### [Set tasks]
1. Write out everything in the essay about spring birds, from "That combination takes" down to "more deja vu.".
2. Continue the essay about spring birds from where it stops.

### [Supplied text]
Along with tender green leaves on recently bare deciduous trees, missing birds are returning to the neighborhood. Others that have been here are getting more vocal in celebration of spring and all it brings with it. Here in HOA condo-land, there are many mild-mannered feathered friends who keep it down and just sort of blend in as if attempting to follow association codes and CC&R’s. Mourning Doves, Sparrows, Western Mockingbirds, and even the Black Phoebes tend to blend in with the muted color palettes and hum of suburbia.
Hummingbirds with their giant bumble bee wing sound and high-pitched chirp that announces them before they are seen are a notable exception – as are the comedic and raucous ravens and crows. Another notable exception is the Grackle. Not sure which of the over 1,000 varieties of Grackle the locals are, but I relish hearing their piercing whistle-y and staccato calls. The following is not exactly the typical call here but gives some idea of what it sounds like if you’re not familiar with the iridescent black males of the species:
Significantly more loud in person. The video doesn’t do the volume justice. The photo above was taken a year or two ago. So far this year, when I hear them singing they are doing it under cover in the higher branches of the trees. And, they seem to favor the largest trees alongside Carmelita’s Mexican restaurant and the back patio with its flamboyant music.
That combination takes me back to past missions trips to beloved Chiapas, Mexico. The place where we stayed had a courtyard that was loaded with a larger but definitely related cousin of the locals. Whenever I inquired of locals the best identification I could get was “black birds.” Nothing more exact but there are definitely in the Grackle clan. Not only were these birds the loudest I have ever heard in my life, they liked to start singing before the sun came up and did so en masse like an avian Mormon Tabernacle Choir. It was crazy! And absolutely beautiful. Exponentially more loud, and exponentially more varied in the variety and duration of their songs and vocalizations than their California cousins. At various times during the day, there was also loud piped or live music accompanying them making hearing the Carmelita’s birds even more deja vu.

### [Dataset content]
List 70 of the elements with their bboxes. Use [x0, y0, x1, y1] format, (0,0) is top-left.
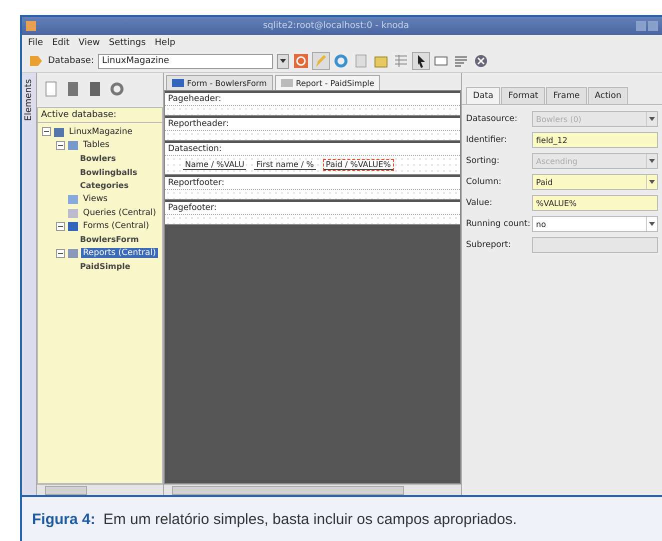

### [Outputs for the tasks]
1.
That combination takes me back to past missions trips to beloved Chiapas, Mexico. The place where we stayed had a courtyard that was loaded with a larger but definitely related cousin of the locals. Whenever I inquired of locals the best identification I could get was “black birds.” Nothing more exact but there are definitely in the Grackle clan. Not only were these birds the loudest I have ever heard in my life, they liked to start singing before the sun came up and did so en masse like an avian Mormon Tabernacle Choir. It was crazy! And absolutely beautiful. Exponentially more loud, and exponentially more varied in the variety and duration of their songs and vocalizations than their California cousins. At various times during the day, there was also loud piped or live music accompanying them making hearing the Carmelita’s birds even more deja vu.

2.
While the leaf-veiled Grackle was screeching his clucks and songs today, a brilliant gold Oriole flew into some nearby bushes to hide. A few days earlier, had the privilege of seeing a rather uncommon blue bird. I think I find bird sightings so exciting because they show the depth of God’s creativity in the seemingly limitless varieties. Not just in species, but in gender and seasonal plumage, nests, eggs, diets, habitats, behaviors, and last but not least: sounds and songs. Yes, the Grackles have sung. And they will continue to sing – and so will all the other birds.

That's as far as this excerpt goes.